Supplied data »
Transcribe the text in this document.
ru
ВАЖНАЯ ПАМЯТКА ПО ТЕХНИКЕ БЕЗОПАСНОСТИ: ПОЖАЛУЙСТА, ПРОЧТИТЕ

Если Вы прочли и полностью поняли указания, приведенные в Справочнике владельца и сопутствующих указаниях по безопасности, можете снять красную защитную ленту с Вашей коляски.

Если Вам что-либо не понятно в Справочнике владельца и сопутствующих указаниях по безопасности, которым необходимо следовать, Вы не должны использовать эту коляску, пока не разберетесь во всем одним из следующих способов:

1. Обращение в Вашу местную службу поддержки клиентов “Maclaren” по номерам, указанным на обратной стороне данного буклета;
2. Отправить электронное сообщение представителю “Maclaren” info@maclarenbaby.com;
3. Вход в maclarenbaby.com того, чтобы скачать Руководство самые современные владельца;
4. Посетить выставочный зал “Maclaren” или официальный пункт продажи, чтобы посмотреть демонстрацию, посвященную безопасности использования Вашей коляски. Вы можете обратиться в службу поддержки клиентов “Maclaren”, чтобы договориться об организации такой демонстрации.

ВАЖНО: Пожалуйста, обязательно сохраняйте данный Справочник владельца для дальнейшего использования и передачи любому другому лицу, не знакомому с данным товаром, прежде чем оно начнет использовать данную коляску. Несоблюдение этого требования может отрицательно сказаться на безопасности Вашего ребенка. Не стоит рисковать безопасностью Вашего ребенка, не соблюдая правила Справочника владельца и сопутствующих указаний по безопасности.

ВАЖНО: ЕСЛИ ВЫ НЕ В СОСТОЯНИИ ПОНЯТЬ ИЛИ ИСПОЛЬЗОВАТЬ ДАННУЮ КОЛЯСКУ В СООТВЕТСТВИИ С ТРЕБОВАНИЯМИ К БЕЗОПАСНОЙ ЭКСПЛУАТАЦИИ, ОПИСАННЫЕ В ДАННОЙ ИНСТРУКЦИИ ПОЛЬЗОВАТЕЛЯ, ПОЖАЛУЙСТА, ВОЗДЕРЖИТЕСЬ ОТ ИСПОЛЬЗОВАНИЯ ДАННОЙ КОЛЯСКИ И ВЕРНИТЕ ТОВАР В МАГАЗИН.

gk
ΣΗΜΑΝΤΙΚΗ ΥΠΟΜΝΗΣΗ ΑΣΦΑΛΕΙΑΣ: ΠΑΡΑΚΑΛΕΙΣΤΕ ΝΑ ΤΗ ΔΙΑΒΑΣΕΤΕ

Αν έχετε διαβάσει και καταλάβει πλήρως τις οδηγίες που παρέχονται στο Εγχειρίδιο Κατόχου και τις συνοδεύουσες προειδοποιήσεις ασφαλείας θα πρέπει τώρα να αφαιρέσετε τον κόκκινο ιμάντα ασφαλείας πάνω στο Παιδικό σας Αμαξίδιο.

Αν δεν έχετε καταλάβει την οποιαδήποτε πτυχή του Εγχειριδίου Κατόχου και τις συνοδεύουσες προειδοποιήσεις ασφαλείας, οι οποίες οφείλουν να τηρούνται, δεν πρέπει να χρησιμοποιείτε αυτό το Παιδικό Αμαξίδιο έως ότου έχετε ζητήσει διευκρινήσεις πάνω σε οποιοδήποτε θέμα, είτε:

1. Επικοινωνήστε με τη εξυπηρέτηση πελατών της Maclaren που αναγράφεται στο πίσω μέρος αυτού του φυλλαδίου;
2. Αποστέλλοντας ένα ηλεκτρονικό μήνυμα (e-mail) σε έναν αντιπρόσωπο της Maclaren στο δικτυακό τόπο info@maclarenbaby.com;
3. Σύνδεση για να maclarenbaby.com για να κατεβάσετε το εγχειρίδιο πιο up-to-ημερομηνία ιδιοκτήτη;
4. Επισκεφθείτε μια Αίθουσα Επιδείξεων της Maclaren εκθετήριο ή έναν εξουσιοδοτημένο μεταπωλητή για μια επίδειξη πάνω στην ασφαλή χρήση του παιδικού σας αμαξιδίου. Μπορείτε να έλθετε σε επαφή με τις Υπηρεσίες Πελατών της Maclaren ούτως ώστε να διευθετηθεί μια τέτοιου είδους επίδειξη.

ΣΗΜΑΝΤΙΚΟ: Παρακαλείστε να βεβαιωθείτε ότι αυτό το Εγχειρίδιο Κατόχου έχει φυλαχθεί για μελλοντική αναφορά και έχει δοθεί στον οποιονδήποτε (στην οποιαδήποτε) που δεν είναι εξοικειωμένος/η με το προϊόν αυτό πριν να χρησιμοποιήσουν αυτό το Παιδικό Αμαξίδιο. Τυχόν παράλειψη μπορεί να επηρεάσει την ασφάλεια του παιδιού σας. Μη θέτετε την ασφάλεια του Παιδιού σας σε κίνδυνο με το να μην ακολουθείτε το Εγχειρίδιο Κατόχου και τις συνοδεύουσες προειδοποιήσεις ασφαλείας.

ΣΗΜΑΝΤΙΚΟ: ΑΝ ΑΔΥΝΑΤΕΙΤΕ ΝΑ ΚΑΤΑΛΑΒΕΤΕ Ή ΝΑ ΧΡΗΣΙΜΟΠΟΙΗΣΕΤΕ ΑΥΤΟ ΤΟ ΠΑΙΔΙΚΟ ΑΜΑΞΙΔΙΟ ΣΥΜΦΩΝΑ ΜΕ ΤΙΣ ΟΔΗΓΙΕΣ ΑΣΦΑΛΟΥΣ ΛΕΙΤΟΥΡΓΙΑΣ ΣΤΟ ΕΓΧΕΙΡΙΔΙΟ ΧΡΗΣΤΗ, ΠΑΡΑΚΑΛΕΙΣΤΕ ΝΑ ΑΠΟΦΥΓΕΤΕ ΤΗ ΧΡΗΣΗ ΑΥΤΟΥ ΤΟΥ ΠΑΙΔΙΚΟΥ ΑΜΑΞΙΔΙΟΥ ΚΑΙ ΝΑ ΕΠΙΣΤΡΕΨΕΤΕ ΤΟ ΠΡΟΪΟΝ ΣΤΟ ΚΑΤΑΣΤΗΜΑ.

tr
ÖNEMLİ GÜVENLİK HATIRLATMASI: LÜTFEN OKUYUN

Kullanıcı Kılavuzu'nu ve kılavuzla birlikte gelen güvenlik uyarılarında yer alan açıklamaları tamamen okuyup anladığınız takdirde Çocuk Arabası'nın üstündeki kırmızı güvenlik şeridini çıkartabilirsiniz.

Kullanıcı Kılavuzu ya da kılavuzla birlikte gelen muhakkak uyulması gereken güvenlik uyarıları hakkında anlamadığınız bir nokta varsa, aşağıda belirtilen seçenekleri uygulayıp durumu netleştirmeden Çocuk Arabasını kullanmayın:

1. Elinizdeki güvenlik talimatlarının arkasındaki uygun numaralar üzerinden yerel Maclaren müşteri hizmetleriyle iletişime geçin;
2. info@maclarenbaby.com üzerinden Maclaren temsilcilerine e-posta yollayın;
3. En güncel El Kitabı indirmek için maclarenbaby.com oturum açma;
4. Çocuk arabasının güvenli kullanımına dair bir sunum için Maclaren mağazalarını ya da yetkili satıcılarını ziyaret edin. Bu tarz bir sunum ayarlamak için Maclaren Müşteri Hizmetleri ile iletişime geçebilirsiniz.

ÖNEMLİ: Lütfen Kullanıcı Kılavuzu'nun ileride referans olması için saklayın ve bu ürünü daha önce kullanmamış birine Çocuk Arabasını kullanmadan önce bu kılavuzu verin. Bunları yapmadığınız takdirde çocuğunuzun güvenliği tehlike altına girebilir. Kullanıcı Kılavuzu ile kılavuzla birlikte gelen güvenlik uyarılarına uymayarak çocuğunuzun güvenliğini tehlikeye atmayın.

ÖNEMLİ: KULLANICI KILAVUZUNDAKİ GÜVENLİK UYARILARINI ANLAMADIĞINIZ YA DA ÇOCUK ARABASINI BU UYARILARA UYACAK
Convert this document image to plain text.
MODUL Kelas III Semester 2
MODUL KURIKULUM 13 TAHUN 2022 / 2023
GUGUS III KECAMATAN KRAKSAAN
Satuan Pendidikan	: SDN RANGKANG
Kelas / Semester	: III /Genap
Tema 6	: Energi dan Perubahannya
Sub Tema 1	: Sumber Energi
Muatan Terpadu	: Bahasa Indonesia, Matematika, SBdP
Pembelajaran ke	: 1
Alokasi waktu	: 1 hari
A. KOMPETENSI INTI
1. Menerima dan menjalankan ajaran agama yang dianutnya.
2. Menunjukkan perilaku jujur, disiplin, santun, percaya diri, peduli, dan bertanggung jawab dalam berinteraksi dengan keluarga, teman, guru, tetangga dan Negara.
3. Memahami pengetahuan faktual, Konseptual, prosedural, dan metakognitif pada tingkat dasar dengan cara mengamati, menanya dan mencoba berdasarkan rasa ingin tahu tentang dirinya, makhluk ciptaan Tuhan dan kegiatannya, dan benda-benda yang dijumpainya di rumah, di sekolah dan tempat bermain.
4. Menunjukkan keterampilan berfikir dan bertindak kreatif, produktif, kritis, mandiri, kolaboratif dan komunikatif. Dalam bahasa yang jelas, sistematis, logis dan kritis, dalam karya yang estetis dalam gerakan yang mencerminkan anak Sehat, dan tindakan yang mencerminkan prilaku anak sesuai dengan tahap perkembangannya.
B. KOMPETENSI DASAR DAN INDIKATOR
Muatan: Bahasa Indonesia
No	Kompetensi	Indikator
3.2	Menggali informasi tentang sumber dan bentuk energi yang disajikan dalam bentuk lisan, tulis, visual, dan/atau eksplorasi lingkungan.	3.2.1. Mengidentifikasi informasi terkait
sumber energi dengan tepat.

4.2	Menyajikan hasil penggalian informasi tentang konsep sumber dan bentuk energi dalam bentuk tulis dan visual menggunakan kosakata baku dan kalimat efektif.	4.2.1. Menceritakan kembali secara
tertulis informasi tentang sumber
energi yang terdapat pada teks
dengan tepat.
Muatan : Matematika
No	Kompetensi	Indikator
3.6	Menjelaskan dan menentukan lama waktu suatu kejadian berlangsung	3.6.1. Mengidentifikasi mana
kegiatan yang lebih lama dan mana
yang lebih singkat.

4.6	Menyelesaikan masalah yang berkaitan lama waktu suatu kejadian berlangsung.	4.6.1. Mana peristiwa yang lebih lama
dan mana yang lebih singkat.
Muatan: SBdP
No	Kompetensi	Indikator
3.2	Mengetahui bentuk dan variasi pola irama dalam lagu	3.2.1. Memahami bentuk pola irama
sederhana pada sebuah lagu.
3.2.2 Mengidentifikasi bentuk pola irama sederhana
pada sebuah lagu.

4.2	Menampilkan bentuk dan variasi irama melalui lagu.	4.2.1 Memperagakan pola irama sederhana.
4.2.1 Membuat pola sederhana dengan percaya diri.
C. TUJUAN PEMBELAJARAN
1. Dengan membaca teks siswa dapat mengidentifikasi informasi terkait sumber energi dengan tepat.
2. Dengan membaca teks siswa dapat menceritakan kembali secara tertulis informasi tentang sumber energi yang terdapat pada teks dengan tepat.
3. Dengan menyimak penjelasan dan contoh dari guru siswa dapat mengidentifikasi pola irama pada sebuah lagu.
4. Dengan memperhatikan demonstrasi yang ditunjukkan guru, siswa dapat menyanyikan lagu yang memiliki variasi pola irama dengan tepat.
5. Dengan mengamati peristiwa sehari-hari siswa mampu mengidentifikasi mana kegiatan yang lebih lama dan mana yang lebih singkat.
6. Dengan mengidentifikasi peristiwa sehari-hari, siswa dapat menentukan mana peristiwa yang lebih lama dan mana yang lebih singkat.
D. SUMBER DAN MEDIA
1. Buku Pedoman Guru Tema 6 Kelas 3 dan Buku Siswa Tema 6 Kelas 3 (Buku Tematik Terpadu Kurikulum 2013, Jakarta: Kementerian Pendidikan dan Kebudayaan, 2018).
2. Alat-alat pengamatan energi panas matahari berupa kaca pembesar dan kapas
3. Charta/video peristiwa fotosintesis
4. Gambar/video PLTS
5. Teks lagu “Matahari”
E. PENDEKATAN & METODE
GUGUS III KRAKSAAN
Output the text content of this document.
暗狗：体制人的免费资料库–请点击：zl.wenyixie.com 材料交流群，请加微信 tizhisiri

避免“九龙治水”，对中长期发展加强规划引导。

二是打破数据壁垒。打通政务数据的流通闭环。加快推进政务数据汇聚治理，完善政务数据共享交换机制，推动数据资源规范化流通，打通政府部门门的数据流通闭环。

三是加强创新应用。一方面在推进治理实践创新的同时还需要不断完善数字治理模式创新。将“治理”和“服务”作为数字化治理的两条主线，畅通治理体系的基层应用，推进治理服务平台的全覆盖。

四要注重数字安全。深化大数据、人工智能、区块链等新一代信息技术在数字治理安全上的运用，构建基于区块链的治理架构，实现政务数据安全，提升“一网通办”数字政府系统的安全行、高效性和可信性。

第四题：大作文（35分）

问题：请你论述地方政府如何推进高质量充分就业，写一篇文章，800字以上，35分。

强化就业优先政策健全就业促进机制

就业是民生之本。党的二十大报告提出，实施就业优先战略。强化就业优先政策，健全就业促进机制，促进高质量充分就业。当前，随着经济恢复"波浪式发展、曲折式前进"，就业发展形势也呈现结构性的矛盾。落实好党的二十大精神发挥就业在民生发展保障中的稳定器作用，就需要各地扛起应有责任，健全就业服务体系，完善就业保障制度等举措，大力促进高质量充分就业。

Stated goal »
Every line of the records that includes the word "üzerinden" should be gathered.

The response »
1. Elinizdeki güvenlik talimatlarının arkasındaki uygun numaralar üzerinden yerel Maclaren müşteri hizmetleriyle iletişime geçin;
2. info@maclarenbaby.com üzerinden Maclaren temsilcilerine e-posta yollayın;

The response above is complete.